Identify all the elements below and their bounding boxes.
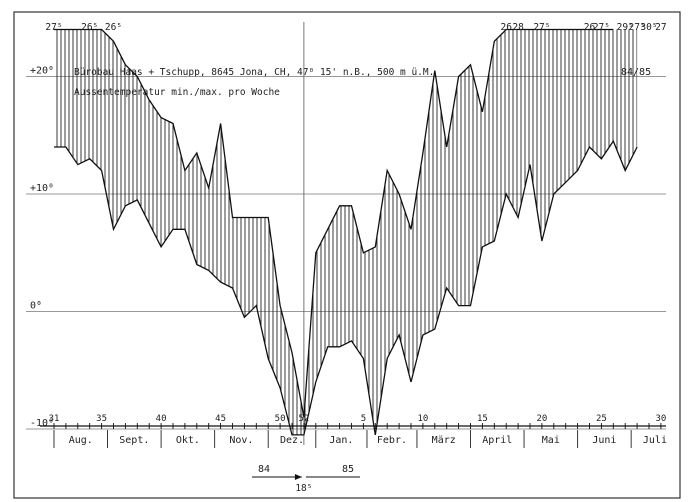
month-label: April [482, 435, 512, 446]
x-tick-label: 20 [536, 414, 547, 424]
extreme-value-label: 26 [584, 22, 596, 33]
chart-frame [13, 11, 681, 499]
x-axis: 31 35 40 45 50 52 5 10 15 20 25 30 Aug. Sept. Okt. Nov.… [40, 414, 667, 480]
y-axis: +20⁰ +10⁰ 0⁰ -10⁰ [30, 66, 54, 430]
extreme-value-label: 27⁵ [593, 22, 610, 33]
extreme-value-label: 26⁵ [105, 22, 122, 33]
year-arrow-left-head [294, 474, 302, 480]
x-tick-label: 45 [215, 414, 226, 424]
year-84-label: 84 [258, 464, 270, 475]
x-tick-label: 35 [96, 414, 107, 424]
y-tick-label: -10⁰ [30, 418, 54, 429]
x-tick-label: 5 [361, 414, 366, 424]
x-tick-label: 50 [275, 414, 286, 424]
series-min-line [54, 139, 638, 436]
y-tick-label: +20⁰ [30, 66, 54, 77]
chart-subtitle: Aussentemperatur min./max. pro Woche [74, 87, 280, 98]
month-label: Dez. [280, 435, 304, 446]
temperature-range-area [54, 29, 638, 435]
month-label: Aug. [69, 435, 93, 446]
x-tick-label: 15 [477, 414, 488, 424]
extreme-value-label: 27⁵ [45, 22, 62, 33]
y-tick-label: 0⁰ [30, 301, 42, 312]
chart-title: Bürobau Haas + Tschupp, 8645 Jona, CH, 4… [74, 67, 434, 78]
extreme-value-label: 29⁵ [617, 22, 634, 33]
y-tick-label: +10⁰ [30, 183, 54, 194]
extreme-value-label: 18⁵ [295, 483, 312, 494]
x-tick-label: 25 [596, 414, 607, 424]
x-tick-label: 31 [49, 414, 60, 424]
extreme-value-label: 26 [500, 22, 512, 33]
x-tick-label: 40 [156, 414, 167, 424]
month-label: Juni [592, 435, 616, 446]
month-label: Jan. [329, 435, 353, 446]
series-max-line [54, 28, 614, 418]
extreme-value-label: 26⁵ [81, 22, 98, 33]
month-label: Febr. [377, 435, 407, 446]
month-label: Sept. [119, 435, 149, 446]
temperature-band [54, 28, 638, 436]
year-break: 84 85 [258, 464, 354, 475]
extreme-value-label: 27⁵ [629, 22, 646, 33]
x-tick-label: 30 [655, 414, 666, 424]
month-label: März [432, 435, 456, 446]
extreme-value-label: 30⁵ [640, 22, 657, 33]
month-label: Mai [542, 435, 560, 446]
extreme-value-label: 27⁵ [533, 22, 550, 33]
x-tick-label: 10 [417, 414, 428, 424]
month-label: Nov. [229, 435, 253, 446]
extreme-value-label: 28 [512, 22, 524, 33]
extreme-value-label: 27 [655, 22, 666, 33]
x-tick-label: 52 [298, 414, 309, 424]
year-85-label: 85 [342, 464, 354, 475]
month-label: Juli [643, 435, 667, 446]
month-label: Okt. [176, 435, 200, 446]
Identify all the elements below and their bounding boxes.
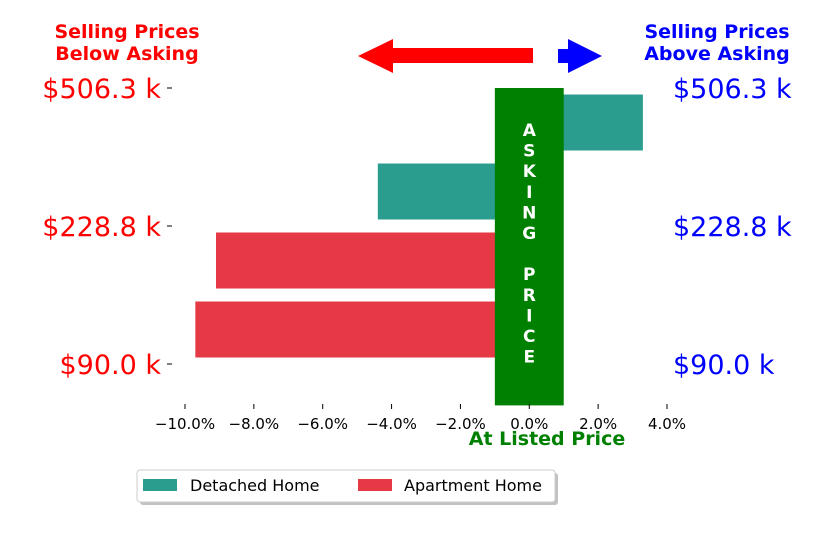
left-arrow-icon bbox=[358, 39, 533, 73]
x-tick-label-0: −10.0% bbox=[155, 415, 215, 433]
asking-band-letter-7: P bbox=[523, 265, 535, 285]
right-price-label-2: $90.0 k bbox=[673, 350, 775, 381]
apartment-bar-1 bbox=[195, 301, 530, 358]
asking-band-letter-11: E bbox=[523, 348, 535, 368]
x-tick-label-3: −4.0% bbox=[366, 415, 417, 433]
apartment-bar-0 bbox=[215, 232, 530, 289]
legend-label-detached: Detached Home bbox=[190, 476, 320, 495]
x-tick-label-7: 4.0% bbox=[648, 415, 686, 433]
asking-band-letter-9: I bbox=[526, 306, 532, 326]
legend-swatch-apartment bbox=[358, 479, 392, 491]
legend: Detached Home Apartment Home bbox=[136, 469, 558, 505]
asking-band-letter-5: G bbox=[522, 224, 536, 244]
left-price-label-2: $90.0 k bbox=[59, 350, 161, 381]
x-tick-label-2: −6.0% bbox=[297, 415, 348, 433]
left-price-label-0: $506.3 k bbox=[42, 74, 161, 105]
asking-band-letter-8: R bbox=[523, 286, 536, 306]
above-asking-title-line1: Selling Prices bbox=[644, 21, 789, 43]
above-asking-title-line2: Above Asking bbox=[644, 43, 790, 65]
asking-band-letter-3: I bbox=[526, 183, 532, 203]
below-asking-title-line1: Selling Prices bbox=[54, 21, 199, 43]
left-price-label-1: $228.8 k bbox=[42, 212, 161, 243]
asking-band-letter-2: K bbox=[523, 162, 537, 182]
legend-swatch-detached bbox=[143, 479, 177, 491]
right-arrow-icon bbox=[558, 39, 602, 73]
legend-label-apartment: Apartment Home bbox=[404, 476, 542, 495]
asking-band-letter-1: S bbox=[523, 142, 535, 162]
x-tick-label-1: −8.0% bbox=[229, 415, 280, 433]
x-tick-label-4: −2.0% bbox=[435, 415, 486, 433]
asking-band-letter-4: N bbox=[522, 203, 536, 223]
asking-price-band bbox=[494, 88, 564, 406]
right-price-label-1: $228.8 k bbox=[673, 212, 792, 243]
asking-band-letter-10: C bbox=[523, 327, 535, 347]
x-tick-label-6: 2.0% bbox=[579, 415, 617, 433]
x-axis-label: At Listed Price bbox=[469, 428, 625, 450]
right-price-label-0: $506.3 k bbox=[673, 74, 792, 105]
below-asking-title-line2: Below Asking bbox=[55, 43, 198, 65]
asking-band-letter-0: A bbox=[523, 121, 537, 141]
x-tick-label-5: 0.0% bbox=[510, 415, 548, 433]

■ **Exercise aim**
Extract every line above without changing a character, and leave the pictures out.

■ **Full output**
Identify all the elements below and their bounding boxes.
month-label: April [482, 435, 512, 446]
x-tick-label: 20 [536, 414, 547, 424]
extreme-value-label: 26 [584, 22, 596, 33]
chart-frame [13, 11, 681, 499]
x-axis: 31 35 40 45 50 52 5 10 15 20 25 30 Aug. Sept. Okt. Nov.… [40, 414, 667, 480]
y-axis: +20⁰ +10⁰ 0⁰ -10⁰ [30, 66, 54, 430]
extreme-value-label: 27⁵ [593, 22, 610, 33]
extreme-value-label: 26⁵ [105, 22, 122, 33]
year-arrow-left-head [294, 474, 302, 480]
x-tick-label: 45 [215, 414, 226, 424]
year-84-label: 84 [258, 464, 270, 475]
x-tick-label: 35 [96, 414, 107, 424]
y-tick-label: -10⁰ [30, 418, 54, 429]
x-tick-label: 5 [361, 414, 366, 424]
x-tick-label: 50 [275, 414, 286, 424]
series-min-line [54, 139, 638, 436]
y-tick-label: +20⁰ [30, 66, 54, 77]
chart-subtitle: Aussentemperatur min./max. pro Woche [74, 87, 280, 98]
month-label: Dez. [280, 435, 304, 446]
temperature-range-area [54, 29, 638, 435]
month-label: Aug. [69, 435, 93, 446]
x-tick-label: 15 [477, 414, 488, 424]
extreme-value-label: 27⁵ [45, 22, 62, 33]
y-tick-label: 0⁰ [30, 301, 42, 312]
chart-title: Bürobau Haas + Tschupp, 8645 Jona, CH, 4… [74, 67, 434, 78]
extreme-value-label: 29⁵ [617, 22, 634, 33]
y-tick-label: +10⁰ [30, 183, 54, 194]
extreme-value-label: 18⁵ [295, 483, 312, 494]
x-tick-label: 25 [596, 414, 607, 424]
x-tick-label: 31 [49, 414, 60, 424]
extreme-value-label: 26 [500, 22, 512, 33]
x-tick-label: 40 [156, 414, 167, 424]
month-label: Juni [592, 435, 616, 446]
month-label: Jan. [329, 435, 353, 446]
series-max-line [54, 28, 614, 418]
extreme-value-label: 26⁵ [81, 22, 98, 33]
month-label: Febr. [377, 435, 407, 446]
month-label: Sept. [119, 435, 149, 446]
temperature-band [54, 28, 638, 436]
year-break: 84 85 [258, 464, 354, 475]
extreme-value-label: 27⁵ [629, 22, 646, 33]
x-tick-label: 30 [655, 414, 666, 424]
month-label: März [432, 435, 456, 446]
extreme-value-label: 30⁵ [640, 22, 657, 33]
month-label: Mai [542, 435, 560, 446]
extreme-value-label: 27⁵ [533, 22, 550, 33]
x-tick-label: 10 [417, 414, 428, 424]
month-label: Nov. [229, 435, 253, 446]
extreme-value-label: 28 [512, 22, 524, 33]
extreme-value-label: 27 [655, 22, 666, 33]
x-tick-label: 52 [298, 414, 309, 424]
year-85-label: 85 [342, 464, 354, 475]
month-label: Juli [643, 435, 667, 446]
month-label: Okt. [176, 435, 200, 446]
Identify all the elements below and their bounding boxes.
left-arrow-icon bbox=[358, 39, 533, 73]
x-tick-label-0: −10.0% bbox=[155, 415, 215, 433]
asking-band-letter-7: P bbox=[523, 265, 535, 285]
right-price-label-2: $90.0 k bbox=[673, 350, 775, 381]
apartment-bar-1 bbox=[195, 301, 530, 358]
asking-band-letter-11: E bbox=[523, 348, 535, 368]
x-tick-label-3: −4.0% bbox=[366, 415, 417, 433]
apartment-bar-0 bbox=[215, 232, 530, 289]
legend-label-detached: Detached Home bbox=[190, 476, 320, 495]
x-tick-label-7: 4.0% bbox=[648, 415, 686, 433]
asking-band-letter-9: I bbox=[526, 306, 532, 326]
legend-swatch-apartment bbox=[358, 479, 392, 491]
legend: Detached Home Apartment Home bbox=[136, 469, 558, 505]
asking-band-letter-5: G bbox=[522, 224, 536, 244]
left-price-label-2: $90.0 k bbox=[59, 350, 161, 381]
x-tick-label-2: −6.0% bbox=[297, 415, 348, 433]
left-price-label-0: $506.3 k bbox=[42, 74, 161, 105]
asking-band-letter-8: R bbox=[523, 286, 536, 306]
above-asking-title-line1: Selling Prices bbox=[644, 21, 789, 43]
above-asking-title-line2: Above Asking bbox=[644, 43, 790, 65]
asking-band-letter-3: I bbox=[526, 183, 532, 203]
below-asking-title-line1: Selling Prices bbox=[54, 21, 199, 43]
left-price-label-1: $228.8 k bbox=[42, 212, 161, 243]
asking-band-letter-2: K bbox=[523, 162, 537, 182]
legend-swatch-detached bbox=[143, 479, 177, 491]
right-arrow-icon bbox=[558, 39, 602, 73]
legend-label-apartment: Apartment Home bbox=[404, 476, 542, 495]
asking-band-letter-1: S bbox=[523, 142, 535, 162]
x-tick-label-1: −8.0% bbox=[229, 415, 280, 433]
x-tick-label-4: −2.0% bbox=[435, 415, 486, 433]
asking-band-letter-4: N bbox=[522, 203, 536, 223]
asking-price-band bbox=[494, 88, 564, 406]
right-price-label-1: $228.8 k bbox=[673, 212, 792, 243]
asking-band-letter-10: C bbox=[523, 327, 535, 347]
x-tick-label-6: 2.0% bbox=[579, 415, 617, 433]
x-axis-label: At Listed Price bbox=[469, 428, 625, 450]
right-price-label-0: $506.3 k bbox=[673, 74, 792, 105]
below-asking-title-line2: Below Asking bbox=[55, 43, 198, 65]
asking-band-letter-0: A bbox=[523, 121, 537, 141]
x-tick-label-5: 0.0% bbox=[510, 415, 548, 433]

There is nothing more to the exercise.